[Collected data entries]
══════

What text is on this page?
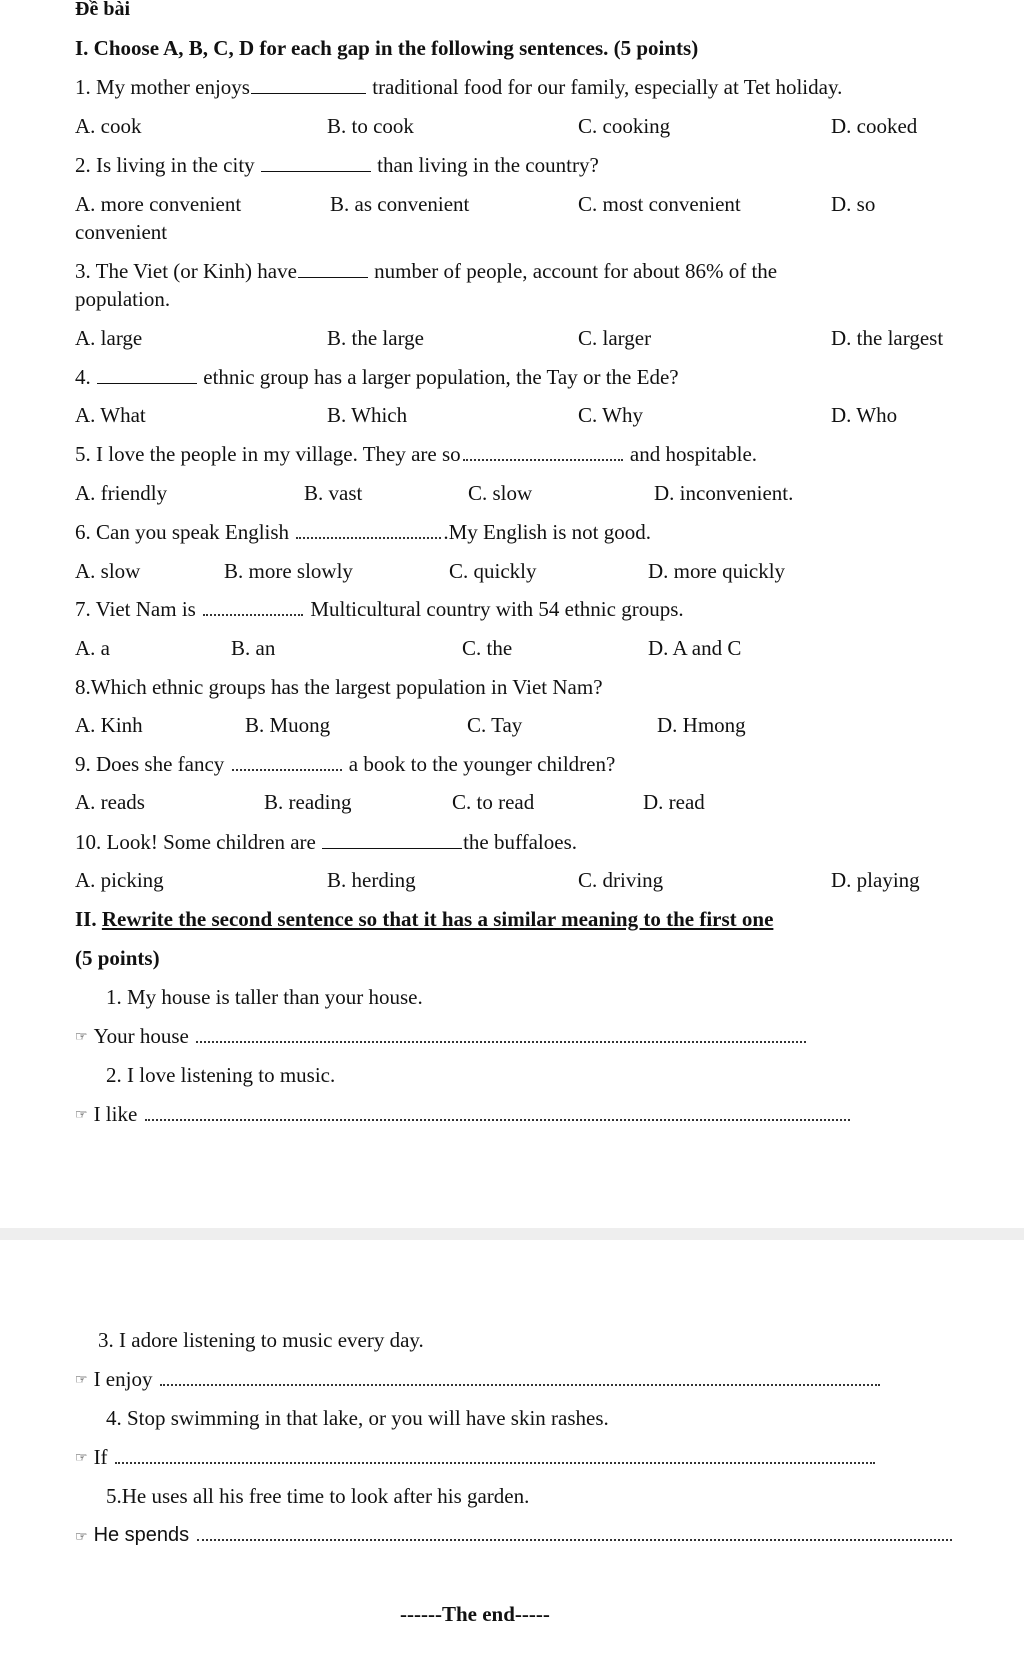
Đề bài
I. Choose A, B, C, D for each gap in the following sentences. (5 points)
1. My mother enjoys	traditional food for our family, especially at Tet holiday.
A. cook	B. to cook	C. cooking	D. cooked
2. Is living in the city	than living in the country?
A. more convenient	B. as convenient	C. most convenient	D. so
convenient
3. The Viet (or Kinh) have	number of people, account for about 86% of the
population.
A. large	B. the large	C. larger	D. the largest
4.	ethnic group has a larger population, the Tay or the Ede?
A. What	B. Which	C. Why	D. Who
5. I love the people in my village. They are so	and hospitable.
A. friendly	B. vast	C. slow	D. inconvenient.
6. Can you speak English	.My English is not good.
A. slow	B. more slowly	C. quickly	D. more quickly
7. Viet Nam is	Multicultural country with 54 ethnic groups.
A. a	B. an	C. the	D. A and C
8.Which ethnic groups has the largest population in Viet Nam?
A. Kinh	B. Muong	C. Tay	D. Hmong
9. Does she fancy	a book to the younger children?
A. reads	B. reading	C. to read	D. read
10. Look! Some children are	the buffaloes.
A. picking	B. herding	C. driving	D. playing
II. Rewrite the second sentence so that it has a similar meaning to the first one
(5 points)
1. My house is taller than your house.
☞ Your house
2. I love listening to music.
☞ I like
3. I adore listening to music every day.
☞ I enjoy
4. Stop swimming in that lake, or you will have skin rashes.
☞ If
5.He uses all his free time to look after his garden.
☞ He spends
------The end-----
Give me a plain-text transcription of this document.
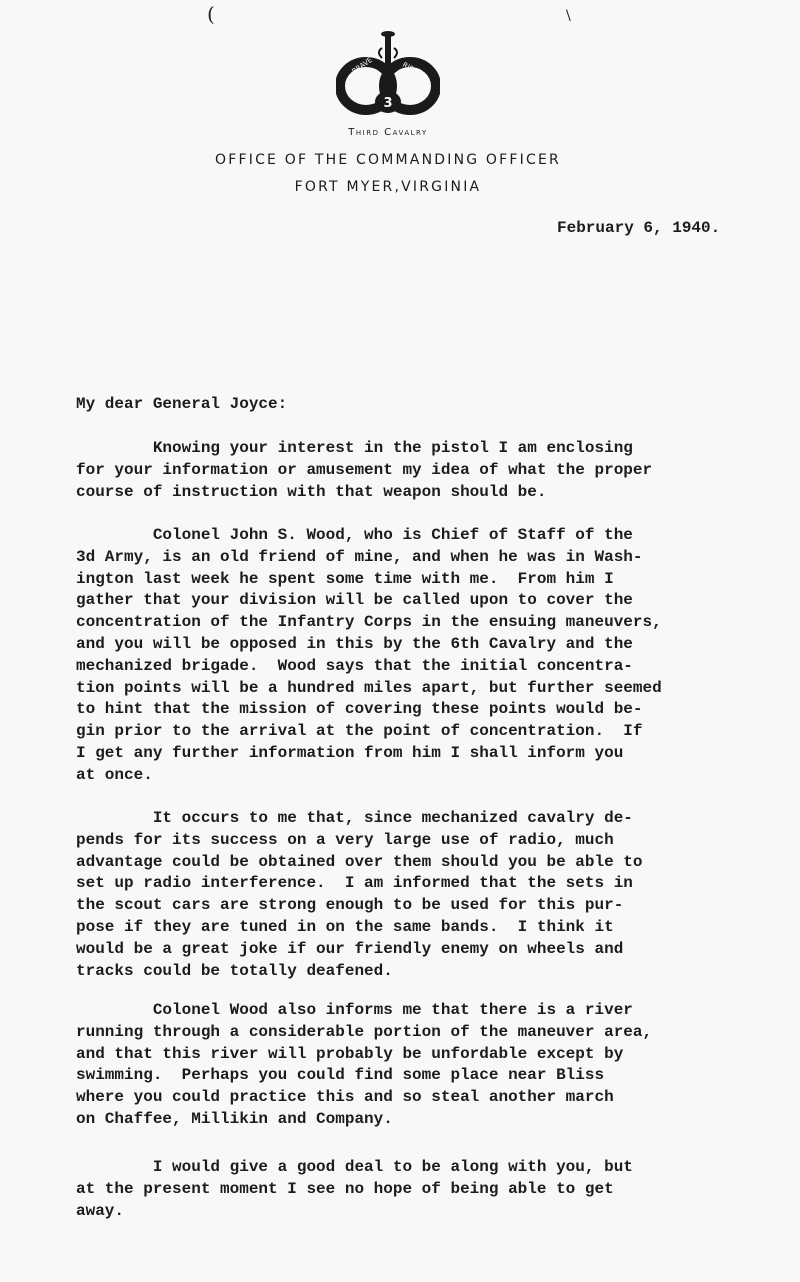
(	\
3
BRAVE	RIFLES
Third Cavalry
OFFICE OF THE COMMANDING OFFICER
FORT MYER,VIRGINIA
February 6, 1940.
My dear General Joyce:
Knowing your interest in the pistol I am enclosing
for your information or amusement my idea of what the proper
course of instruction with that weapon should be.
Colonel John S. Wood, who is Chief of Staff of the
3d Army, is an old friend of mine, and when he was in Wash-
ington last week he spent some time with me.  From him I
gather that your division will be called upon to cover the
concentration of the Infantry Corps in the ensuing maneuvers,
and you will be opposed in this by the 6th Cavalry and the
mechanized brigade.  Wood says that the initial concentra-
tion points will be a hundred miles apart, but further seemed
to hint that the mission of covering these points would be-
gin prior to the arrival at the point of concentration.  If
I get any further information from him I shall inform you
at once.
It occurs to me that, since mechanized cavalry de-
pends for its success on a very large use of radio, much
advantage could be obtained over them should you be able to
set up radio interference.  I am informed that the sets in
the scout cars are strong enough to be used for this pur-
pose if they are tuned in on the same bands.  I think it
would be a great joke if our friendly enemy on wheels and
tracks could be totally deafened.
Colonel Wood also informs me that there is a river
running through a considerable portion of the maneuver area,
and that this river will probably be unfordable except by
swimming.  Perhaps you could find some place near Bliss
where you could practice this and so steal another march
on Chaffee, Millikin and Company.
I would give a good deal to be along with you, but
at the present moment I see no hope of being able to get
away.
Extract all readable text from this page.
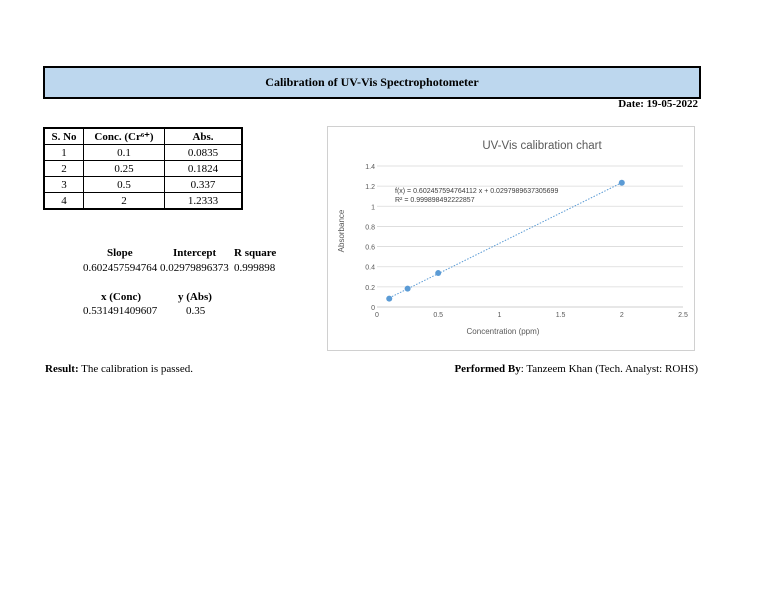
Calibration of UV-Vis Spectrophotometer
Date: 19-05-2022
S. No	Conc. (Cr⁶⁺)	Abs.
1	0.1	0.0835
2	0.25	0.1824
3	0.5	0.337
4	2	1.2333
Slope	Intercept R square
0.602457594764 0.02979896373 0.999898
x (Conc)	y (Abs)
0.531491409607	0.35
UV-Vis calibration chart
0
0.2
0.4
0.6
0.8
1
1.2
1.4
0	0.5	1	1.5	2	2.5
f(x) = 0.602457594764112 x + 0.0297989637305699
R² = 0.999898492222857
Concentration (ppm)
Absorbance
Result: The calibration is passed.	Performed By: Tanzeem Khan (Tech. Analyst: ROHS)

══════

■ **Task instructions**
Pick out the lines above that hold the string "good" and show them.

■ **Exercise result**
6. Can you speak English	.My English is not good.
I would give a good deal to be along with you, but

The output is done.